Definizione di HACCP PDF Stampa E-mail
Scritto da Administrator   
Venerdì 09 Gennaio 2009 12:46
Il metodo HACCP (Hazard Analysis Critical Control Points) nasce circa 30 anni fa, al fine di controllare la salubrità e la conservabilità dei prodotti alimentari destinati agli astronauti della NASA.
Il metodo venne successivamente utilizzato dalla grande industria alimentare proprio perché consente un notevole miglioramento per quanto riguarda l'igiene sia delle linee di produzione che del prodotto finale.

Il sistema è organizzato in due fasi:

  • valutazione specifica dei rischi di origine biologica, chimica o fisica associati alle lavorazioni degli alimenti;
  • determinazione delle misure specifiche per il loro controllo.


Più specificatamente l'HACCP consiste in un controllo razionale e ripetibile quotidianamente per ogni fase di qualsiasi processo di produzione alimentare - dal ricevimento delle materie prime, alla lavorazione, allo stoccaggio, alla distribuzione sul mercato fino alla somministrazione o alla vendita - al fine di individuare, valutare e controllare il rischio connesso alla produzione stessa.

• Consegne:
[A] Si risponda alle seguenti domande sul testo relativo all'HACCP:
(i) A chi erano destinati i prodotti alimentari per i quali il metodo fu ideato in origine?
(ii) In quali due fasi è organizzato il sistema?
(iii) Quale fase del processo produttivo apre e quali fasi chiudono l'elenco delle fasi sottoposte al controllo?
[B] Si prosegua il testo sull'HACCP a partire dal punto in cui si interrompe.

Dati per la comprensione di documenti
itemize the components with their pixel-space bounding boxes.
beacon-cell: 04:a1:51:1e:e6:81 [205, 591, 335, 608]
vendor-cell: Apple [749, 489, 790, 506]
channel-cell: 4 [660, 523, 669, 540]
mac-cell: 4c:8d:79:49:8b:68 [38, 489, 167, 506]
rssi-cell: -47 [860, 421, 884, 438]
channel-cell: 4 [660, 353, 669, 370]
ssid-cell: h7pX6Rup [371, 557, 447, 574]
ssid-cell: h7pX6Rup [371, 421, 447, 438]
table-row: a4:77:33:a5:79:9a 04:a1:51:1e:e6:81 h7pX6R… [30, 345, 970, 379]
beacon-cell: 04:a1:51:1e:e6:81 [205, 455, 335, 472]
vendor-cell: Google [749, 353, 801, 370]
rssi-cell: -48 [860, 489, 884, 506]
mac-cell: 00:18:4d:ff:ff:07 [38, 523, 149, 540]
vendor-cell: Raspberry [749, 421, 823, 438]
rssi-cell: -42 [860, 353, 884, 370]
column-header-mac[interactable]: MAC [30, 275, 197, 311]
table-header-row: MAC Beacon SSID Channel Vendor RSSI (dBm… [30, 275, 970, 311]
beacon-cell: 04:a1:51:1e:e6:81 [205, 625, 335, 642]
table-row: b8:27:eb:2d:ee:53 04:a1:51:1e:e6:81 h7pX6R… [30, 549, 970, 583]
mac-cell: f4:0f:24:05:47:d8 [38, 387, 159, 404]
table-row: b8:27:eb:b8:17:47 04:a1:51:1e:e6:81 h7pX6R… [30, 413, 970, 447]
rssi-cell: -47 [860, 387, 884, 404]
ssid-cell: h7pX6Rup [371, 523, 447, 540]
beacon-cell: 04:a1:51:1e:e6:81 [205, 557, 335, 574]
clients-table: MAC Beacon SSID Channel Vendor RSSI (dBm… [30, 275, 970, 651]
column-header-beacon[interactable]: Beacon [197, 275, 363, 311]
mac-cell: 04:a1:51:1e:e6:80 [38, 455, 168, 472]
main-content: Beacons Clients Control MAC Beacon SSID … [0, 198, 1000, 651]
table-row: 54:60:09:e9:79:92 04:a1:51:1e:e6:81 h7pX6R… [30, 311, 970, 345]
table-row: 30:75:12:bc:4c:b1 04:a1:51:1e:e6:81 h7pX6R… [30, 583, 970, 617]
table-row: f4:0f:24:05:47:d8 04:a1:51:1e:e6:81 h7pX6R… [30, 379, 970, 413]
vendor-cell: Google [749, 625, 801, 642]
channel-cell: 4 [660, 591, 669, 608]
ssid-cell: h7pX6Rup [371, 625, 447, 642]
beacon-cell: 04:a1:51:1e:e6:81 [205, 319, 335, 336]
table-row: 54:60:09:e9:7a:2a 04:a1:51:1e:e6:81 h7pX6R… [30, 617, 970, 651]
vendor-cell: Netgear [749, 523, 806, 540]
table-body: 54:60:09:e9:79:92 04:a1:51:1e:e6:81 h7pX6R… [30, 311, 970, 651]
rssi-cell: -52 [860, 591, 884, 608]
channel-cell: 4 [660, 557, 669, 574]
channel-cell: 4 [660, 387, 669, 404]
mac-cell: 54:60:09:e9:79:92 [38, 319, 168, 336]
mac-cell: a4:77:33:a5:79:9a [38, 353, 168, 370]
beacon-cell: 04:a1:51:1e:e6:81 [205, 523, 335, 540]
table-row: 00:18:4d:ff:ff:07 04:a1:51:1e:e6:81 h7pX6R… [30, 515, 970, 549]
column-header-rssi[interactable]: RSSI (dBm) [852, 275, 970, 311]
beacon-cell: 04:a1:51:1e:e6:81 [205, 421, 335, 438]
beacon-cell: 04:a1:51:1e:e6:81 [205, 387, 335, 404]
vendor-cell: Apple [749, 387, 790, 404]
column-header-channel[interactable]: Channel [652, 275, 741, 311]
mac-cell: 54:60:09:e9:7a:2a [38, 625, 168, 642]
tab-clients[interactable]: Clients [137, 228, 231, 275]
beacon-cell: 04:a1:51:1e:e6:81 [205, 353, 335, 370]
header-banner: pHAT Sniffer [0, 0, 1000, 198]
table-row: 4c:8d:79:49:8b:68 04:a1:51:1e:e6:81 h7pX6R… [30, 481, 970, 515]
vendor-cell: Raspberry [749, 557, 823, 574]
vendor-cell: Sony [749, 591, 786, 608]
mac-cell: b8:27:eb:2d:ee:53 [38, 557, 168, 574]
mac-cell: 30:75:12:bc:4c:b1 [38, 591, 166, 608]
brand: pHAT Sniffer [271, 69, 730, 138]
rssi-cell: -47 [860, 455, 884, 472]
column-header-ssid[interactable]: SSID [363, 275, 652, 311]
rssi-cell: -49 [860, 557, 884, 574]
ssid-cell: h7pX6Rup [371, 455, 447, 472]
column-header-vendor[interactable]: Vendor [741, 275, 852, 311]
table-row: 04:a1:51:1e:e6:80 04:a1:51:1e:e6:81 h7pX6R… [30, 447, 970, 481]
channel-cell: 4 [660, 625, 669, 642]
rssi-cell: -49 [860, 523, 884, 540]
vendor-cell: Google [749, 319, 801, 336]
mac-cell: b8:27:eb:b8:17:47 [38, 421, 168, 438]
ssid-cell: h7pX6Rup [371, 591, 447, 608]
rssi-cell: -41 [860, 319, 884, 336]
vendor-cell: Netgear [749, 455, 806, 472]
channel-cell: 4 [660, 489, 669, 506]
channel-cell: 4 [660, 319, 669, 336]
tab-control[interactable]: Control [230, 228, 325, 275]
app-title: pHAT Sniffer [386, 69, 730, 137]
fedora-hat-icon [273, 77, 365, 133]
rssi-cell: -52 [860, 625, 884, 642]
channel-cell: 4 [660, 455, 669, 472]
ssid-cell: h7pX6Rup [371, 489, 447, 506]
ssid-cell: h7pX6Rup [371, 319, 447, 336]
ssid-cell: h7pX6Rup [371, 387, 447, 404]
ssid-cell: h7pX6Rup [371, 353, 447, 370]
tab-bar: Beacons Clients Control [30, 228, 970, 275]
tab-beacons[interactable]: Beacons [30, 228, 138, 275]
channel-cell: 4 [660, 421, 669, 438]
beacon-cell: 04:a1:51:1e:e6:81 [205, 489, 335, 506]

• Soluzioni degli esercizi:
[A]
(i) Agli astronauti della NASA.
(ii) La valutazione specifica dei rischi di origine biologica, chimica o fisica associati alle lavorazioni degli alimenti e la determinazione delle misure specifiche per il loro controllo.
(iii) L'elenco si apre con il ricevimento delle materie prime e si chiude con la somministrazione o la vendita.

[B]
E' di fondamentale importanza che questo metodo di autocontrollo venga introdotto nelle aziende gradualmente, per consentire di familiarizzare con le procedure, individuando, ad esempio inizialmente pochi punti molto critici, risolti i quali, sarà possibile focalizzare punti di sempre minor criticità con maggiore dimestichezza.

Il risultato che le aziende devono raggiungere è la predisposizione di manuali aziendali (contenenti la documentazione specifica, prescrittiva ed individuale) che dimostrino l'adozione del sistema di autocontrollo per quel che riguarda i "nodi critici" del proprio processo produttivo.